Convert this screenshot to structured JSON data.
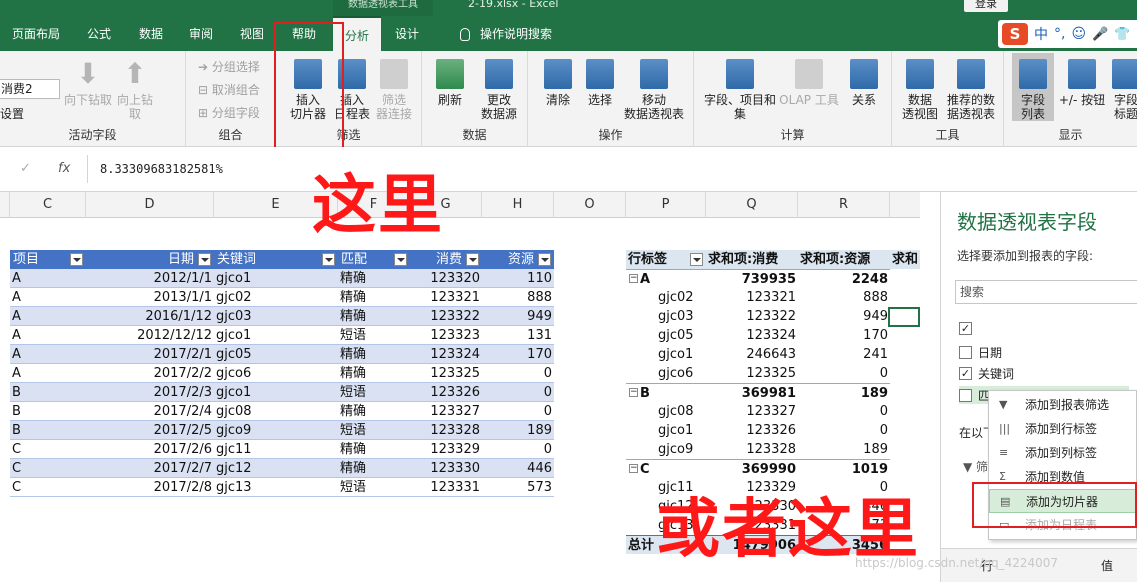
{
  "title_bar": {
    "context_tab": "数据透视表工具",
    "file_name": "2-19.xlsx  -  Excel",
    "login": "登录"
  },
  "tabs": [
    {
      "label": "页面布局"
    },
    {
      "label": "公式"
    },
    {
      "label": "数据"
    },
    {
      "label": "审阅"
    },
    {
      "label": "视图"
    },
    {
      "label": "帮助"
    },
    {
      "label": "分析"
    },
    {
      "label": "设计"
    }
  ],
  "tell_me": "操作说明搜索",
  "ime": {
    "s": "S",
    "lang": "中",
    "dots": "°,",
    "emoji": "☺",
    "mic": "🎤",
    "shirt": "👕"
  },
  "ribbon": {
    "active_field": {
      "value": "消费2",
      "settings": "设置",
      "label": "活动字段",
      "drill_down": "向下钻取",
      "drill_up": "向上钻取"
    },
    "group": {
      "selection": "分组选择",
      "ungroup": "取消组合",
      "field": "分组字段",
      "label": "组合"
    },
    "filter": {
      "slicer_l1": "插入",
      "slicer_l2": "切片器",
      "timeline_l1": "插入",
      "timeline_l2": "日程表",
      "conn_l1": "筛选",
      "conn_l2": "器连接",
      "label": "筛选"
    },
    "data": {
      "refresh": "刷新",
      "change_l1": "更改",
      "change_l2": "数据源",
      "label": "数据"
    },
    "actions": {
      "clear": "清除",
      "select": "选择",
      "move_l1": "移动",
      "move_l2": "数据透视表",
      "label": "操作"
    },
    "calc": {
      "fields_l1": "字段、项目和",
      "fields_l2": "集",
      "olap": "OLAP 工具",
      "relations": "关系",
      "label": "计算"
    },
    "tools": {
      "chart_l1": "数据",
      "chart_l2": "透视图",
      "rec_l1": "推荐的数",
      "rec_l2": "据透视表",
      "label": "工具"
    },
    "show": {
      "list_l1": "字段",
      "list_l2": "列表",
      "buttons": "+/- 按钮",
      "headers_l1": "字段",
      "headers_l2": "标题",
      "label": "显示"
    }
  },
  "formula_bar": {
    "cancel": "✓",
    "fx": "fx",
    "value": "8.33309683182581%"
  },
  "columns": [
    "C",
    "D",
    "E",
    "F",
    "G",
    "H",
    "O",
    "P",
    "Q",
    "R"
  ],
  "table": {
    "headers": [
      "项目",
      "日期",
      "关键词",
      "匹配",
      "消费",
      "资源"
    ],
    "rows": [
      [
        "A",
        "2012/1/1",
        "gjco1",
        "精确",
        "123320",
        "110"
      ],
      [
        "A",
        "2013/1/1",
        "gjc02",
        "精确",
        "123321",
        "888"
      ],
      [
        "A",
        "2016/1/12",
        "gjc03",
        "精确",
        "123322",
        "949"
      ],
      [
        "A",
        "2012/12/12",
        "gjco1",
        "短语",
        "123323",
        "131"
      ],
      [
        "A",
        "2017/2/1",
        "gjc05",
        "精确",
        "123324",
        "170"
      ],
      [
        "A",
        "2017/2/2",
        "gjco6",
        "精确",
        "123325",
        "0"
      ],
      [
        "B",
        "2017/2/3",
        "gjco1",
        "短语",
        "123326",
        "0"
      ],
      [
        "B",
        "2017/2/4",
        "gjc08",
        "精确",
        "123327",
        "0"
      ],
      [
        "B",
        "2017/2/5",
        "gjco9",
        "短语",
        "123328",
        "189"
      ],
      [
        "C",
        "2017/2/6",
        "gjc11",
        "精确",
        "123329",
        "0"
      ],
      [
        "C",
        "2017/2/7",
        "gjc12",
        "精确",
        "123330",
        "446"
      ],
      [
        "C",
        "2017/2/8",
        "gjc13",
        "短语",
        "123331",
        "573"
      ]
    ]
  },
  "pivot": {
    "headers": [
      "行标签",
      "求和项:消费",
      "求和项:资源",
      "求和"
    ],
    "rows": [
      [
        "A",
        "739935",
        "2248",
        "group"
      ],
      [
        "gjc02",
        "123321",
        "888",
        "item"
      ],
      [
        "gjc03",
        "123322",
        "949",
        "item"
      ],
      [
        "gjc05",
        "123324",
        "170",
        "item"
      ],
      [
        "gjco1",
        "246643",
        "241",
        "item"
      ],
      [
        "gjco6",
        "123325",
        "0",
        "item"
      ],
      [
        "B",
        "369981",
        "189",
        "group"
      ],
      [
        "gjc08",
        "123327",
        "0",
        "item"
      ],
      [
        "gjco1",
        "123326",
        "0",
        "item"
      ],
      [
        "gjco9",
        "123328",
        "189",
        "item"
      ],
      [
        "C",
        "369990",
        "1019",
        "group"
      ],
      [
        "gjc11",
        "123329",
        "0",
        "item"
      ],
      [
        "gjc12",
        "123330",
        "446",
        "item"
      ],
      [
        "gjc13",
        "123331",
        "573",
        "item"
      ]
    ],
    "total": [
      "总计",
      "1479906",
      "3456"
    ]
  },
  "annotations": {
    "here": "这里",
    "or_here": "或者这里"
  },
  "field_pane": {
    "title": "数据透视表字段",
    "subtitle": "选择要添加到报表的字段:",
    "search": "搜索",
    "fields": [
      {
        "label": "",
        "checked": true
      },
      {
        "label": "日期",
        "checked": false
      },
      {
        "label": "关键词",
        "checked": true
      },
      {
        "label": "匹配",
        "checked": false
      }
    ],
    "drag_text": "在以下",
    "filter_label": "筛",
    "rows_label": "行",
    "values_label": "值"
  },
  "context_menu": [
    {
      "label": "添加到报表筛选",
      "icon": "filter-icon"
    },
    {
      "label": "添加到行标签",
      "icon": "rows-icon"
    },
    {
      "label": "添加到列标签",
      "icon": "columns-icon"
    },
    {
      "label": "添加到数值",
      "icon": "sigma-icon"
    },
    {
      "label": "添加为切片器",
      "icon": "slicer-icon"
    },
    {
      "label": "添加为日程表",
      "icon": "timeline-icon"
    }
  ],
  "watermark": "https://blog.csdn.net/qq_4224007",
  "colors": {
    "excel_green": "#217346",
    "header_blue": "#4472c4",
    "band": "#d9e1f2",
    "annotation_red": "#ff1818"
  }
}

==

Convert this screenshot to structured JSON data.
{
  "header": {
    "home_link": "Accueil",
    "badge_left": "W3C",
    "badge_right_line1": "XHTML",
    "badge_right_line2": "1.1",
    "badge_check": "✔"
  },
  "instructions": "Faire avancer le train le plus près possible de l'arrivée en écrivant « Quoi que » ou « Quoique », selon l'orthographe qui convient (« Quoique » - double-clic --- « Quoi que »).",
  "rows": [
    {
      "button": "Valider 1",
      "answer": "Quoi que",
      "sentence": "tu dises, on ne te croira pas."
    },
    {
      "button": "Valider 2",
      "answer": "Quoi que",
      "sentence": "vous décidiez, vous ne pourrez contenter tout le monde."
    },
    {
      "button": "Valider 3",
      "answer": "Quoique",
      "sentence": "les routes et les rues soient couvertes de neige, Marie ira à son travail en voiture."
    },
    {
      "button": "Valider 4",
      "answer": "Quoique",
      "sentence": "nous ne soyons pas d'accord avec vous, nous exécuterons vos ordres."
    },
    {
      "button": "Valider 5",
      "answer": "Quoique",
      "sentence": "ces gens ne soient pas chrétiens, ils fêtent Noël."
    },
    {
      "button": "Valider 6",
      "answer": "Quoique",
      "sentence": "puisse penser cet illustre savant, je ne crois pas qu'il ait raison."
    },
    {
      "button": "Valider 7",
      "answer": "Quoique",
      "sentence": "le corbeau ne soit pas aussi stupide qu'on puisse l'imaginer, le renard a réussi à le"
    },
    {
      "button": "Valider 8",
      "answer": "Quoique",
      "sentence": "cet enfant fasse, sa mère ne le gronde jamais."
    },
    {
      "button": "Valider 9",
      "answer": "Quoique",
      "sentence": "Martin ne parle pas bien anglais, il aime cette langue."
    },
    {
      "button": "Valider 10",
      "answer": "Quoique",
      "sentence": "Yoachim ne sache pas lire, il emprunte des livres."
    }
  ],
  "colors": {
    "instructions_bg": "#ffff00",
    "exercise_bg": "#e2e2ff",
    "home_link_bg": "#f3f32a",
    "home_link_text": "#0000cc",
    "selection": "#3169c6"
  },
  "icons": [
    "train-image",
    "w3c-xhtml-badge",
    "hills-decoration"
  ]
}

--

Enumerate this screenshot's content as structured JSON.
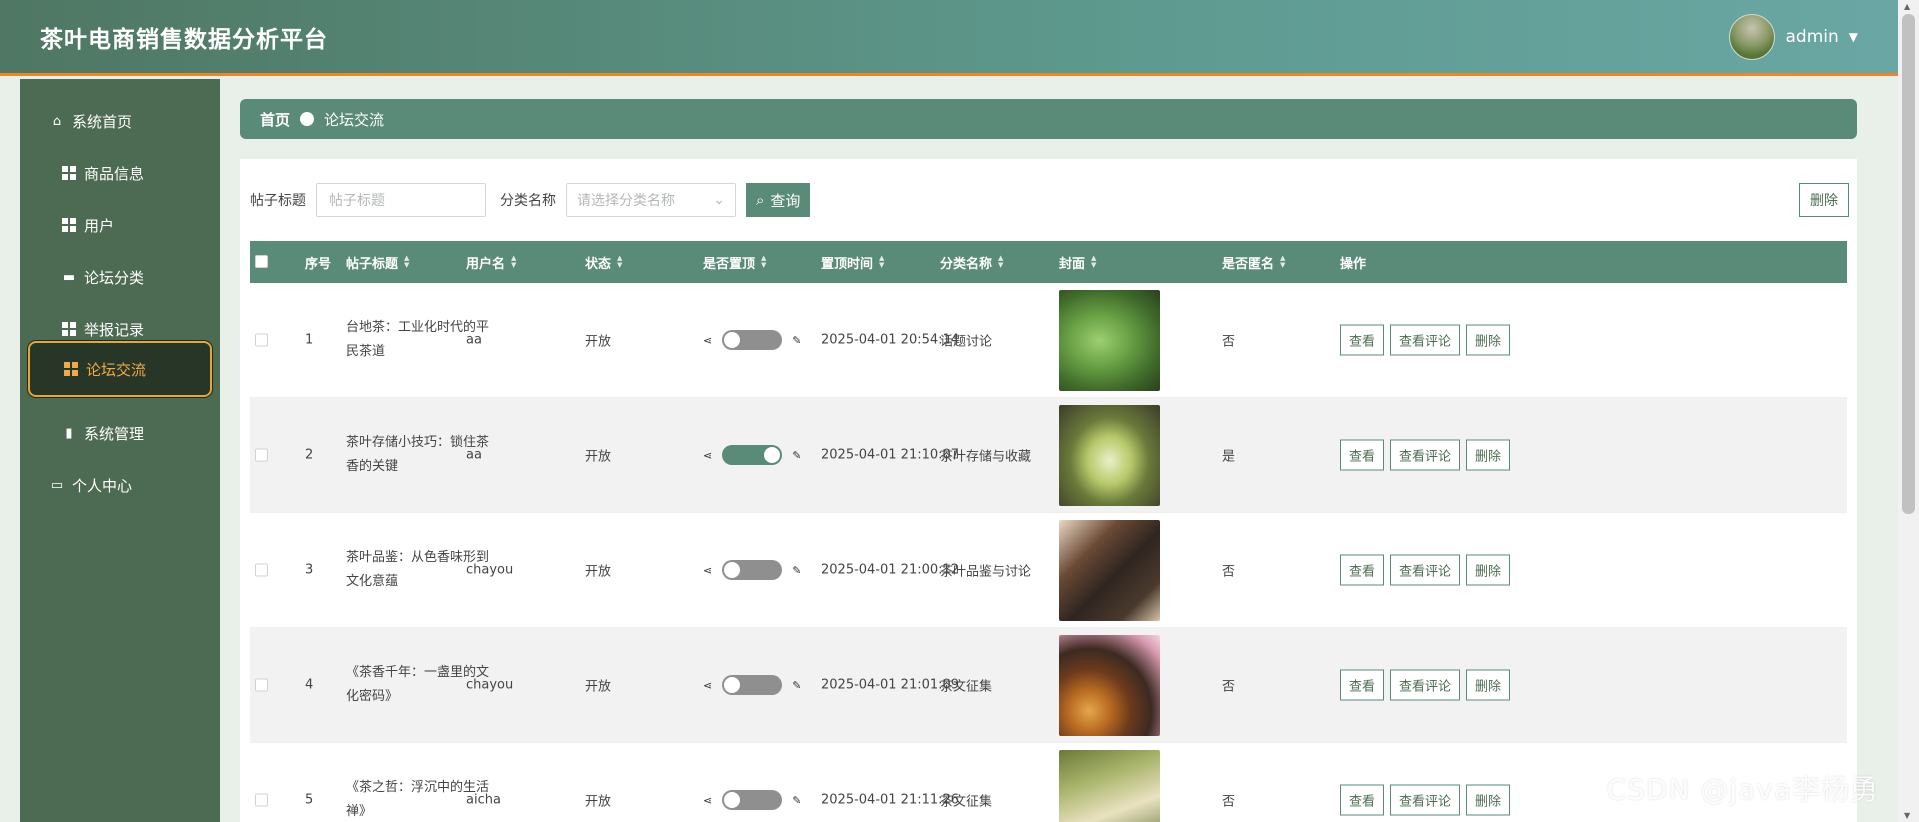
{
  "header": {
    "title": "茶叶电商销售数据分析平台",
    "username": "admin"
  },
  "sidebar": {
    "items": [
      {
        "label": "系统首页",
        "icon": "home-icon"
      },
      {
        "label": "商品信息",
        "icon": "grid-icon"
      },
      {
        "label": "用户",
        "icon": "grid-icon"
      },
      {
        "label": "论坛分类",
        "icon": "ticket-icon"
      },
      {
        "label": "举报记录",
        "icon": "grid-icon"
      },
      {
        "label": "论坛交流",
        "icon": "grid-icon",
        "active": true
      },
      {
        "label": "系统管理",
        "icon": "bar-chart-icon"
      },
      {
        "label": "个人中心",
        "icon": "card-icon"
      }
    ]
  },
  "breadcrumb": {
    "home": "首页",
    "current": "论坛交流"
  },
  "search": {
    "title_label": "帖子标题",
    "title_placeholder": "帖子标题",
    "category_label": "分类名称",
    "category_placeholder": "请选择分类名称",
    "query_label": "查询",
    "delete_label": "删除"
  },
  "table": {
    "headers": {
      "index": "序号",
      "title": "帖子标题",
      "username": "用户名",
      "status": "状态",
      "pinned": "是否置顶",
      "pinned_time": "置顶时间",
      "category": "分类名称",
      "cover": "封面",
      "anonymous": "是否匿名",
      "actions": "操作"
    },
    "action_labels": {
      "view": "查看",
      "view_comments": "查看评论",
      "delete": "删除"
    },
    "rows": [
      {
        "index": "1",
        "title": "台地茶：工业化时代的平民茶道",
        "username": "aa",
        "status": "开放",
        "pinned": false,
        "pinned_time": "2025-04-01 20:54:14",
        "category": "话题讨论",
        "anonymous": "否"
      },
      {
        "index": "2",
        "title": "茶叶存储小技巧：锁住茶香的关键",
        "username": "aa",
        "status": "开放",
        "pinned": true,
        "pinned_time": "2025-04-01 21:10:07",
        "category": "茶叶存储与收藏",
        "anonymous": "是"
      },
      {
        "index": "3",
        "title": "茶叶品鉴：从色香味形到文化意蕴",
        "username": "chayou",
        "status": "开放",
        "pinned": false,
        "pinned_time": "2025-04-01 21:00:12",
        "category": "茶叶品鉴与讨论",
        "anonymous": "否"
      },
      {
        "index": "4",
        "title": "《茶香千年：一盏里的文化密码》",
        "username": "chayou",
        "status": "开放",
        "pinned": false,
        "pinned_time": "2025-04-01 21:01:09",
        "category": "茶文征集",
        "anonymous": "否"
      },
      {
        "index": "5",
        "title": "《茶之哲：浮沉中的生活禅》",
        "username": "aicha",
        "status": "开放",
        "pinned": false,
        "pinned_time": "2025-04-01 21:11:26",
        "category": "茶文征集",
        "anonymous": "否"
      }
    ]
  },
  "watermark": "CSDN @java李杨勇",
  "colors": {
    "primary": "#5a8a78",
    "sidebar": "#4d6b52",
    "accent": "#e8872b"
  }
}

• [Exercise brief]
Gather all the lines that include the word "帖子标题" and copy them out.

• [Reply to the exercise]
    "title_label": "帖子标题",
    "title_placeholder": "帖子标题",
      "title": "帖子标题",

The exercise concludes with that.